[Records about charts and figures]
======

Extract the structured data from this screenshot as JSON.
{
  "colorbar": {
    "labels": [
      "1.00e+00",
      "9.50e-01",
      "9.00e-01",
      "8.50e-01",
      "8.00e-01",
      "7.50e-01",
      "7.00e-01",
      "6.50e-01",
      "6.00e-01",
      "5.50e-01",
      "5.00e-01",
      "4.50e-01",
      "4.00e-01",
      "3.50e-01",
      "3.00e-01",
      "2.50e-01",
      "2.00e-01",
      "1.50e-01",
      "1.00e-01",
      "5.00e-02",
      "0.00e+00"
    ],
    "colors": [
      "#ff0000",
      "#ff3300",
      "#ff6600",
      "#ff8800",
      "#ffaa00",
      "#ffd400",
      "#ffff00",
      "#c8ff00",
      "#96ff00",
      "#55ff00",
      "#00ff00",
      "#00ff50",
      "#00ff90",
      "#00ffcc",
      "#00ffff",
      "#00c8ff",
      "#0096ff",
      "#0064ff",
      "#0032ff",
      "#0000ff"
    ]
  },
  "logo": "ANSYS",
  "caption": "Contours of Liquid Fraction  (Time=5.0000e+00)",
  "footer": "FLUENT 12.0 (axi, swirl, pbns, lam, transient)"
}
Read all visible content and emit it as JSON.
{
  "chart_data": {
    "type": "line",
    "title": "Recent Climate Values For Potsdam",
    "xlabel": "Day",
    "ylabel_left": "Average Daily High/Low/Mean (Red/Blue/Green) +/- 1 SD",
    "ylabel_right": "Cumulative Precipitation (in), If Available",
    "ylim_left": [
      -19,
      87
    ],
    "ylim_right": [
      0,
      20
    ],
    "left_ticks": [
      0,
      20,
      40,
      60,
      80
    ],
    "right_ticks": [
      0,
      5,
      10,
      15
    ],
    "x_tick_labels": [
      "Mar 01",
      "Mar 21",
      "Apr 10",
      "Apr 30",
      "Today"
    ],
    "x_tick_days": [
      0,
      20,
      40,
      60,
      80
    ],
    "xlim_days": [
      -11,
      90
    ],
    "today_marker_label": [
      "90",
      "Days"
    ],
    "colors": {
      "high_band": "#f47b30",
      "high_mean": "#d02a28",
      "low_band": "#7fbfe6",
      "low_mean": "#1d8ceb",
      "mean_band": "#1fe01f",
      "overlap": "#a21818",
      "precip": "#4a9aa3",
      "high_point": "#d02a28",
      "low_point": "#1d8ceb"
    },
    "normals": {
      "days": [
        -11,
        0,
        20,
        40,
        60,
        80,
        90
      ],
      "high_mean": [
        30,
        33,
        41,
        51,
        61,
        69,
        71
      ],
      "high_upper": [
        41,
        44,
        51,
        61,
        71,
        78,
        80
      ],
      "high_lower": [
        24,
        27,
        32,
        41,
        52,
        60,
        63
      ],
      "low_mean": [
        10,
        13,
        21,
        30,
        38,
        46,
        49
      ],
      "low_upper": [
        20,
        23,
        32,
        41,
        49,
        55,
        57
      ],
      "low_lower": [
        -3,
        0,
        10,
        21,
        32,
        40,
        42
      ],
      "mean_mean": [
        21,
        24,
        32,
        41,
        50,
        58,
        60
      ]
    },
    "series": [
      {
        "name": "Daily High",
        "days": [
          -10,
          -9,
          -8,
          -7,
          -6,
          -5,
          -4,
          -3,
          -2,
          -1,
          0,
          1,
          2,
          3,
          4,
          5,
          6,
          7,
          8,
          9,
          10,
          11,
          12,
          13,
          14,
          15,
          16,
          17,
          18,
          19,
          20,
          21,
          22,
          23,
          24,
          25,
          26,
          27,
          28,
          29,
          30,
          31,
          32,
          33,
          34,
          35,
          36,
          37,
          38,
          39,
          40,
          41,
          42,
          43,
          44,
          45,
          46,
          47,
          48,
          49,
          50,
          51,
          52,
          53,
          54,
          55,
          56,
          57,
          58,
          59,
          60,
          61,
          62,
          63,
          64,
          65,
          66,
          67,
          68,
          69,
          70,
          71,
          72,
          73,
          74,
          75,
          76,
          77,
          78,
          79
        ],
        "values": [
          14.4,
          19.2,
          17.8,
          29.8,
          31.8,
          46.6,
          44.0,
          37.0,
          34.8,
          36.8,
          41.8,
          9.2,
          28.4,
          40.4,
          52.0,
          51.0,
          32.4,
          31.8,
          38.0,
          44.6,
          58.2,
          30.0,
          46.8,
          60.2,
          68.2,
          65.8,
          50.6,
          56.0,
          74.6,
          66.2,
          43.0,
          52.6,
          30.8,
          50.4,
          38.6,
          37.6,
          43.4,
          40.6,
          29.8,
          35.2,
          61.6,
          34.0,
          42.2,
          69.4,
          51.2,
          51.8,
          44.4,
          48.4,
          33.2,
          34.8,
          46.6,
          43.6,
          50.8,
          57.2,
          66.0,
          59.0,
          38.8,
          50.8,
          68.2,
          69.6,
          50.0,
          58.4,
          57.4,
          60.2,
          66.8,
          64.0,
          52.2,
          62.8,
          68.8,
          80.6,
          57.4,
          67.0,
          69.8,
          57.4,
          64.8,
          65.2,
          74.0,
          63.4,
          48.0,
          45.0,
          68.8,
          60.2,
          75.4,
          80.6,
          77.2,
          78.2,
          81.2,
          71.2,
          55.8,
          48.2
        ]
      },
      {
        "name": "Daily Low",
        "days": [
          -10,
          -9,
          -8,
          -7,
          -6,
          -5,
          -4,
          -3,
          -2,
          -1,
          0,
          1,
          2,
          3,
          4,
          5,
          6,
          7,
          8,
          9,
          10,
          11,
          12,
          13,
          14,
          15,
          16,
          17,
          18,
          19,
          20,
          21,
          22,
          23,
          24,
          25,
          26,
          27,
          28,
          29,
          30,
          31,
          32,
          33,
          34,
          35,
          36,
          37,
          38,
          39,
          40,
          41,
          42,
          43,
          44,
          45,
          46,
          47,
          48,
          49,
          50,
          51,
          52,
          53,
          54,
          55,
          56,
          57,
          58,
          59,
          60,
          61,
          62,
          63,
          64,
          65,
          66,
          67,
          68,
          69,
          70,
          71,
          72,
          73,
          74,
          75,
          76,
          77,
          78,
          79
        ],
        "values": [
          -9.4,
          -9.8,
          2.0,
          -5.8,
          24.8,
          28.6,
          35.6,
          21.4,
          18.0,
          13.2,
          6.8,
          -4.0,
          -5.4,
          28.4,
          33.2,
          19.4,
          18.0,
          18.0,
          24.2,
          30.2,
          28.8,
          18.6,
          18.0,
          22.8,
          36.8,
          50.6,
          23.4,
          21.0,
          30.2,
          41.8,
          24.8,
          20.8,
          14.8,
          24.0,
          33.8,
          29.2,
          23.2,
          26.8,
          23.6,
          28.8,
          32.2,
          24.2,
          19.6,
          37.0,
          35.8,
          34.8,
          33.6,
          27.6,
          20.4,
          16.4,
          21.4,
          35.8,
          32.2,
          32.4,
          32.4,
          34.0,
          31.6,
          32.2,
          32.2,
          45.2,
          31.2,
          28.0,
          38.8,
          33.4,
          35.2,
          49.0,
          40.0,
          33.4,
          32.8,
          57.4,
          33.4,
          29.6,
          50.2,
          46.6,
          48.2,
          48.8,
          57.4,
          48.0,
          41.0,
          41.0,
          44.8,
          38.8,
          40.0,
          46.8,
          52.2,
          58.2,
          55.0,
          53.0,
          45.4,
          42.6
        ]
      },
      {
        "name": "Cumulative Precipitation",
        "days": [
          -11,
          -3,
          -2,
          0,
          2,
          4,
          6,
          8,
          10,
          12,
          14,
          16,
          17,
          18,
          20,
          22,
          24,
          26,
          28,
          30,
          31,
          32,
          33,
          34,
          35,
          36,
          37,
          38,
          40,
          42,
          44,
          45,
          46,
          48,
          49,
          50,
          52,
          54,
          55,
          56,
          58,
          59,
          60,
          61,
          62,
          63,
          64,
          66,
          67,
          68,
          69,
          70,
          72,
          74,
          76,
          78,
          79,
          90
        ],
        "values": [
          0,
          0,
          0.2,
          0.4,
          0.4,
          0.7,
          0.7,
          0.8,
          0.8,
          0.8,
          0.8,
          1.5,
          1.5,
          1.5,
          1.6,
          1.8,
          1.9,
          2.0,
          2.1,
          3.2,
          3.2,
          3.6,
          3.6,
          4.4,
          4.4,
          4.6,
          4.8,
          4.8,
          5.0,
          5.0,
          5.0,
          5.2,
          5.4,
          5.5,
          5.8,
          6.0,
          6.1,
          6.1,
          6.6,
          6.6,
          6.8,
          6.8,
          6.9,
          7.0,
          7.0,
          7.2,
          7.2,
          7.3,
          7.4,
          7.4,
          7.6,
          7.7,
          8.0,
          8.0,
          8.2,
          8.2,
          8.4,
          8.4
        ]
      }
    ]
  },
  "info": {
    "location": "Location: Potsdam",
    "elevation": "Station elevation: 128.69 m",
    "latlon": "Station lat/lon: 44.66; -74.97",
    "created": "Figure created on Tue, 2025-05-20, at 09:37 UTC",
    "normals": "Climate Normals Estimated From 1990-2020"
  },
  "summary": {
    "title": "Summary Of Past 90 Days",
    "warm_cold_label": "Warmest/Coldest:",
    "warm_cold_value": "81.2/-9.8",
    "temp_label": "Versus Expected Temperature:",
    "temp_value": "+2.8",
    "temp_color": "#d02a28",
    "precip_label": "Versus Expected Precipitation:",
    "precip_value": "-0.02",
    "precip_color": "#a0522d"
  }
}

======

» **YOUR TASK**
From the data above, work out how many lines hold "Daily". Answer with the number alone.

» **ANSWER TO THE PROBLEM**
3